(Collection entries)
+++

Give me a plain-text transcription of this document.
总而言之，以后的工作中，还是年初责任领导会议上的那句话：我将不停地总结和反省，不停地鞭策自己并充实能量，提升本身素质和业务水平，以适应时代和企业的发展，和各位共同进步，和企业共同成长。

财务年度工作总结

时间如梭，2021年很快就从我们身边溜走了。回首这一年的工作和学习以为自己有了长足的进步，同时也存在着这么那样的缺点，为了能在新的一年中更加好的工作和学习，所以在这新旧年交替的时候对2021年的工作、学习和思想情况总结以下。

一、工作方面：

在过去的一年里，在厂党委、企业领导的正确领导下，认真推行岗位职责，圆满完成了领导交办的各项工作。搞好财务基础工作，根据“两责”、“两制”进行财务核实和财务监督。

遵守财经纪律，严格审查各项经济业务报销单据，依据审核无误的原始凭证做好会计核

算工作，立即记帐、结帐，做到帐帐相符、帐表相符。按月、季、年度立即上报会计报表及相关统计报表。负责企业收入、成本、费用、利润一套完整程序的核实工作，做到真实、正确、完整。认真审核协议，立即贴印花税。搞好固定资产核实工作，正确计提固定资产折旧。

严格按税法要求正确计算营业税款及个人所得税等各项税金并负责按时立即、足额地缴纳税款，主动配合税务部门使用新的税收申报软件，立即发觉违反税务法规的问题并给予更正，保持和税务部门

+++

Repeat all of the records above exactly as they appear.

#### Result of the exercise
Give me a plain-text transcription of this document.
总而言之，以后的工作中，还是年初责任领导会议上的那句话：我将不停地总结和反省，不停地鞭策自己并充实能量，提升本身素质和业务水平，以适应时代和企业的发展，和各位共同进步，和企业共同成长。

财务年度工作总结

时间如梭，2021年很快就从我们身边溜走了。回首这一年的工作和学习以为自己有了长足的进步，同时也存在着这么那样的缺点，为了能在新的一年中更加好的工作和学习，所以在这新旧年交替的时候对2021年的工作、学习和思想情况总结以下。

一、工作方面：

在过去的一年里，在厂党委、企业领导的正确领导下，认真推行岗位职责，圆满完成了领导交办的各项工作。搞好财务基础工作，根据“两责”、“两制”进行财务核实和财务监督。

遵守财经纪律，严格审查各项经济业务报销单据，依据审核无误的原始凭证做好会计核

算工作，立即记帐、结帐，做到帐帐相符、帐表相符。按月、季、年度立即上报会计报表及相关统计报表。负责企业收入、成本、费用、利润一套完整程序的核实工作，做到真实、正确、完整。认真审核协议，立即贴印花税。搞好固定资产核实工作，正确计提固定资产折旧。

严格按税法要求正确计算营业税款及个人所得税等各项税金并负责按时立即、足额地缴纳税款，主动配合税务部门使用新的税收申报软件，立即发觉违反税务法规的问题并给予更正，保持和税务部门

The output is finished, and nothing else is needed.